** begin Material shown **

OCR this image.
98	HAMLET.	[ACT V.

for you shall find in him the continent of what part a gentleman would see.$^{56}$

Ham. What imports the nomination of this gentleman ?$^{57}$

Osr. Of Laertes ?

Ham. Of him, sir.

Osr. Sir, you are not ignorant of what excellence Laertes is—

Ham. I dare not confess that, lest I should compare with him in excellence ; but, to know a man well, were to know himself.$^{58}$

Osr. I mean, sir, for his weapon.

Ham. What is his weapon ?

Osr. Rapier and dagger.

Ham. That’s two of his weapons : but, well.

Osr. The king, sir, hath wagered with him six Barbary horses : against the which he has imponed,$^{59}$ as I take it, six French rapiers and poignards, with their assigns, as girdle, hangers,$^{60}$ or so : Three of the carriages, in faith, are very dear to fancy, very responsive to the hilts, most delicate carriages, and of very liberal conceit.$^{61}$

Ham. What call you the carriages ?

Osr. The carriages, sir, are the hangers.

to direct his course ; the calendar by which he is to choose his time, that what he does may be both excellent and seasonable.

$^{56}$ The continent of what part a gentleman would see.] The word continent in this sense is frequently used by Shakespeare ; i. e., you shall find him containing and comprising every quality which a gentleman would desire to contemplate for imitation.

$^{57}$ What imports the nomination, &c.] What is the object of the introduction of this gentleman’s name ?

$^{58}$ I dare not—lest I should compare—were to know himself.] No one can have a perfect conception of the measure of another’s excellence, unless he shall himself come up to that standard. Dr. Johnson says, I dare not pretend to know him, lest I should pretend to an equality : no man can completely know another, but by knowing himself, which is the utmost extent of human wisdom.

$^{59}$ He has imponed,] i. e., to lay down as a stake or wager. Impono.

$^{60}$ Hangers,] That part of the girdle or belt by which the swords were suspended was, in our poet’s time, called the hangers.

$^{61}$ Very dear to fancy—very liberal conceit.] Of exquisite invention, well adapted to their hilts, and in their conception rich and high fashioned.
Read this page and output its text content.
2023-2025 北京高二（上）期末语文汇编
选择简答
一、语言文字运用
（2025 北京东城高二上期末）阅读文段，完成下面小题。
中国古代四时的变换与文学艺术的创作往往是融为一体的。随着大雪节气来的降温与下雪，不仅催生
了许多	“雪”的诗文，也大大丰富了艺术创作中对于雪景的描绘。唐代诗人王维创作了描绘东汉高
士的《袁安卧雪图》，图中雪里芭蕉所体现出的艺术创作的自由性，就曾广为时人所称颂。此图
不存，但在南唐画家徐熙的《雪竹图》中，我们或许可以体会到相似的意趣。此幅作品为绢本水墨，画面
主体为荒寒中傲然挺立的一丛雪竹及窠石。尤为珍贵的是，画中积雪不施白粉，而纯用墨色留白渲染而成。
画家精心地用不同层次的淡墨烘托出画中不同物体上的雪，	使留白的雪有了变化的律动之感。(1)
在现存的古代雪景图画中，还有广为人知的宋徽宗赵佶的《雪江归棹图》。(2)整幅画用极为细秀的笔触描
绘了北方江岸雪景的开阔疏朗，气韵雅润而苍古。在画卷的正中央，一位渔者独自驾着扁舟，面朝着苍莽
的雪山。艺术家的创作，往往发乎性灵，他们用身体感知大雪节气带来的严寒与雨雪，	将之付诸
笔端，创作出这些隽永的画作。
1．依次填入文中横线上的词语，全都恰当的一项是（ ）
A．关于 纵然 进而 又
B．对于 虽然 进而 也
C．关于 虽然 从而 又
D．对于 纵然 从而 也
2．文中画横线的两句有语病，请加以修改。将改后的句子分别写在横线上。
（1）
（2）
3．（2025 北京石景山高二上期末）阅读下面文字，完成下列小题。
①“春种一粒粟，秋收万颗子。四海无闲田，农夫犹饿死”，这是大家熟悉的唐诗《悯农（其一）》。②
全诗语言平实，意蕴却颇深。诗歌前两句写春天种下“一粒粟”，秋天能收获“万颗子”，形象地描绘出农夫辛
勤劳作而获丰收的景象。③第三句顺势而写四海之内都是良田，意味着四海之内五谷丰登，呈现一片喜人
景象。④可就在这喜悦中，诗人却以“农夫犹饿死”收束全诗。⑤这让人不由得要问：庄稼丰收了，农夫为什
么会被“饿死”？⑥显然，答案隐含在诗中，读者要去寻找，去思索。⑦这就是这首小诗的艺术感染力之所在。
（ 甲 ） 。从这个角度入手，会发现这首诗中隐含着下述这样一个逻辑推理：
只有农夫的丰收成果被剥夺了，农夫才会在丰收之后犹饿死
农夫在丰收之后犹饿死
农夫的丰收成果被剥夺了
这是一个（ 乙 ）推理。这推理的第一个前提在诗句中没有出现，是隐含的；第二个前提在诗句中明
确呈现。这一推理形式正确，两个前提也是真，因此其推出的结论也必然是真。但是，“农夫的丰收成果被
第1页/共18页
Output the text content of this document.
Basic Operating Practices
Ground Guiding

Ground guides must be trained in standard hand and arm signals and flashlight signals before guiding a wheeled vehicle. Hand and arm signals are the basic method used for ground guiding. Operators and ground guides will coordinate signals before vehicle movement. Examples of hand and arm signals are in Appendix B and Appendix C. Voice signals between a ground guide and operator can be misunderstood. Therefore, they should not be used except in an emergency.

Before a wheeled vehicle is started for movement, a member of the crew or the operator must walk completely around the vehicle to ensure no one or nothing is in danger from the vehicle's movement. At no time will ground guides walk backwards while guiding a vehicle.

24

** end Material shown **

Problem:
Above are the records. Identify each line that contains the word "their".

Full solution:
Osr. The king, sir, hath wagered with him six Barbary horses : against the which he has imponed,$^{59}$ as I take it, six French rapiers and poignards, with their assigns, as girdle, hangers,$^{60}$ or so : Three of the carriages, in faith, are very dear to fancy, very responsive to the hilts, most delicate carriages, and of very liberal conceit.$^{61}$
$^{61}$ Very dear to fancy—very liberal conceit.] Of exquisite invention, well adapted to their hilts, and in their conception rich and high fashioned.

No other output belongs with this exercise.